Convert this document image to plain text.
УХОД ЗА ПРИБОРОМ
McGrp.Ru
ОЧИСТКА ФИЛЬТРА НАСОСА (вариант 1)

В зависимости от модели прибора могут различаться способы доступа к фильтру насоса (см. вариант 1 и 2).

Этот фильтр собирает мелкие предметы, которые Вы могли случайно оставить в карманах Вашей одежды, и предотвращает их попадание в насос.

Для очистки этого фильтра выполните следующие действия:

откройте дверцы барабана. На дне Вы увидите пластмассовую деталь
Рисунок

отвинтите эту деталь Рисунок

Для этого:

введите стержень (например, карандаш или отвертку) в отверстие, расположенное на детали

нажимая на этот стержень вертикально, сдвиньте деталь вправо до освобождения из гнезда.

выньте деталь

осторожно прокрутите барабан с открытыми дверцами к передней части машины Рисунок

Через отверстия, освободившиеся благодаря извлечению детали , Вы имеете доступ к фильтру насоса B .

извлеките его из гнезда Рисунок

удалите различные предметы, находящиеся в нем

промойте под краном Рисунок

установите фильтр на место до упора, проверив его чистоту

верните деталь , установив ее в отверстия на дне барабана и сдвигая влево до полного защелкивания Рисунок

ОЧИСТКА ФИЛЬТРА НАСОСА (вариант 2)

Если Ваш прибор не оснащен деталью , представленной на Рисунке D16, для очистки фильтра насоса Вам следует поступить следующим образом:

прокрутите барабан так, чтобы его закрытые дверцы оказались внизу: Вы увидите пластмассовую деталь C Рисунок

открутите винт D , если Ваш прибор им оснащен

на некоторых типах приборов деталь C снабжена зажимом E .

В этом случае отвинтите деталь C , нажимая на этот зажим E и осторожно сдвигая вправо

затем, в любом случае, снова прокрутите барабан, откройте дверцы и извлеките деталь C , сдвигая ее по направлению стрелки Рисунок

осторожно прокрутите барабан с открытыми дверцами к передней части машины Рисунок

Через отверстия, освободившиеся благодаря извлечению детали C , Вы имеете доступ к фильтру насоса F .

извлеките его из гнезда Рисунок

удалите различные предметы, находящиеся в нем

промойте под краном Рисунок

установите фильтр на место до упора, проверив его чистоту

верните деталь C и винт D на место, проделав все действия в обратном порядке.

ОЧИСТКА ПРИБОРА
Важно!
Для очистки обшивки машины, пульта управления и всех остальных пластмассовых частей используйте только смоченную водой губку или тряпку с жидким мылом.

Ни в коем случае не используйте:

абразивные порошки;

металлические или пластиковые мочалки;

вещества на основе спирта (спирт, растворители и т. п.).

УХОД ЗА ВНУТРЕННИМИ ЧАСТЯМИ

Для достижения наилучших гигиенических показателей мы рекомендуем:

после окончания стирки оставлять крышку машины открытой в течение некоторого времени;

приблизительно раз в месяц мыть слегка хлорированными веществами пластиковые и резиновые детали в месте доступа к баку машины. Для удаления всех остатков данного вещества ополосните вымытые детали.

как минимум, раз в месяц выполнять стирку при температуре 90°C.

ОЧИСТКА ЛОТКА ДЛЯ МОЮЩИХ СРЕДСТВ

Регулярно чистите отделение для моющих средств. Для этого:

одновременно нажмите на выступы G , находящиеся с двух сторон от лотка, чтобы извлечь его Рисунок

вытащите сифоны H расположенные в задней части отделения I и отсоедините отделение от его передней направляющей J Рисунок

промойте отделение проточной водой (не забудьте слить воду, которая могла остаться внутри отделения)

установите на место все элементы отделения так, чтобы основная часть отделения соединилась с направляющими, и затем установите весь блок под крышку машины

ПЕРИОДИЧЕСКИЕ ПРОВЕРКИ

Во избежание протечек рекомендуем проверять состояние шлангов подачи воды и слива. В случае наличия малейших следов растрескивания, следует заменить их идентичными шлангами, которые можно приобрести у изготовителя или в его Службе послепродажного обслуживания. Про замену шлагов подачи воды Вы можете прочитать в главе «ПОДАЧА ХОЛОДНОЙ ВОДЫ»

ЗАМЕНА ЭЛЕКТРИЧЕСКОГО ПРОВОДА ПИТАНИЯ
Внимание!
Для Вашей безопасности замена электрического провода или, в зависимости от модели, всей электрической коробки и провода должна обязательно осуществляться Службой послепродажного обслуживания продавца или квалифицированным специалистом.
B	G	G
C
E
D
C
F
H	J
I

****

Every record should be given again exactly.

SOLUTION TO THE EXERCISE |
Convert this document image to plain text.
УХОД ЗА ПРИБОРОМ
McGrp.Ru
ОЧИСТКА ФИЛЬТРА НАСОСА (вариант 1)

В зависимости от модели прибора могут различаться способы доступа к фильтру насоса (см. вариант 1 и 2).

Этот фильтр собирает мелкие предметы, которые Вы могли случайно оставить в карманах Вашей одежды, и предотвращает их попадание в насос.

Для очистки этого фильтра выполните следующие действия:

откройте дверцы барабана. На дне Вы увидите пластмассовую деталь
Рисунок

отвинтите эту деталь Рисунок

Для этого:

введите стержень (например, карандаш или отвертку) в отверстие, расположенное на детали

нажимая на этот стержень вертикально, сдвиньте деталь вправо до освобождения из гнезда.

выньте деталь

осторожно прокрутите барабан с открытыми дверцами к передней части машины Рисунок

Через отверстия, освободившиеся благодаря извлечению детали , Вы имеете доступ к фильтру насоса B .

извлеките его из гнезда Рисунок

удалите различные предметы, находящиеся в нем

промойте под краном Рисунок

установите фильтр на место до упора, проверив его чистоту

верните деталь , установив ее в отверстия на дне барабана и сдвигая влево до полного защелкивания Рисунок

ОЧИСТКА ФИЛЬТРА НАСОСА (вариант 2)

Если Ваш прибор не оснащен деталью , представленной на Рисунке D16, для очистки фильтра насоса Вам следует поступить следующим образом:

прокрутите барабан так, чтобы его закрытые дверцы оказались внизу: Вы увидите пластмассовую деталь C Рисунок

открутите винт D , если Ваш прибор им оснащен

на некоторых типах приборов деталь C снабжена зажимом E .

В этом случае отвинтите деталь C , нажимая на этот зажим E и осторожно сдвигая вправо

затем, в любом случае, снова прокрутите барабан, откройте дверцы и извлеките деталь C , сдвигая ее по направлению стрелки Рисунок

осторожно прокрутите барабан с открытыми дверцами к передней части машины Рисунок

Через отверстия, освободившиеся благодаря извлечению детали C , Вы имеете доступ к фильтру насоса F .

извлеките его из гнезда Рисунок

удалите различные предметы, находящиеся в нем

промойте под краном Рисунок

установите фильтр на место до упора, проверив его чистоту

верните деталь C и винт D на место, проделав все действия в обратном порядке.

ОЧИСТКА ПРИБОРА
Важно!
Для очистки обшивки машины, пульта управления и всех остальных пластмассовых частей используйте только смоченную водой губку или тряпку с жидким мылом.

Ни в коем случае не используйте:

абразивные порошки;

металлические или пластиковые мочалки;

вещества на основе спирта (спирт, растворители и т. п.).

УХОД ЗА ВНУТРЕННИМИ ЧАСТЯМИ

Для достижения наилучших гигиенических показателей мы рекомендуем:

после окончания стирки оставлять крышку машины открытой в течение некоторого времени;

приблизительно раз в месяц мыть слегка хлорированными веществами пластиковые и резиновые детали в месте доступа к баку машины. Для удаления всех остатков данного вещества ополосните вымытые детали.

как минимум, раз в месяц выполнять стирку при температуре 90°C.

ОЧИСТКА ЛОТКА ДЛЯ МОЮЩИХ СРЕДСТВ

Регулярно чистите отделение для моющих средств. Для этого:

одновременно нажмите на выступы G , находящиеся с двух сторон от лотка, чтобы извлечь его Рисунок

вытащите сифоны H расположенные в задней части отделения I и отсоедините отделение от его передней направляющей J Рисунок

промойте отделение проточной водой (не забудьте слить воду, которая могла остаться внутри отделения)

установите на место все элементы отделения так, чтобы основная часть отделения соединилась с направляющими, и затем установите весь блок под крышку машины

ПЕРИОДИЧЕСКИЕ ПРОВЕРКИ

Во избежание протечек рекомендуем проверять состояние шлангов подачи воды и слива. В случае наличия малейших следов растрескивания, следует заменить их идентичными шлангами, которые можно приобрести у изготовителя или в его Службе послепродажного обслуживания. Про замену шлагов подачи воды Вы можете прочитать в главе «ПОДАЧА ХОЛОДНОЙ ВОДЫ»

ЗАМЕНА ЭЛЕКТРИЧЕСКОГО ПРОВОДА ПИТАНИЯ
Внимание!
Для Вашей безопасности замена электрического провода или, в зависимости от модели, всей электрической коробки и провода должна обязательно осуществляться Службой послепродажного обслуживания продавца или квалифицированным специалистом.
B	G	G
C
E
D
C
F
H	J
I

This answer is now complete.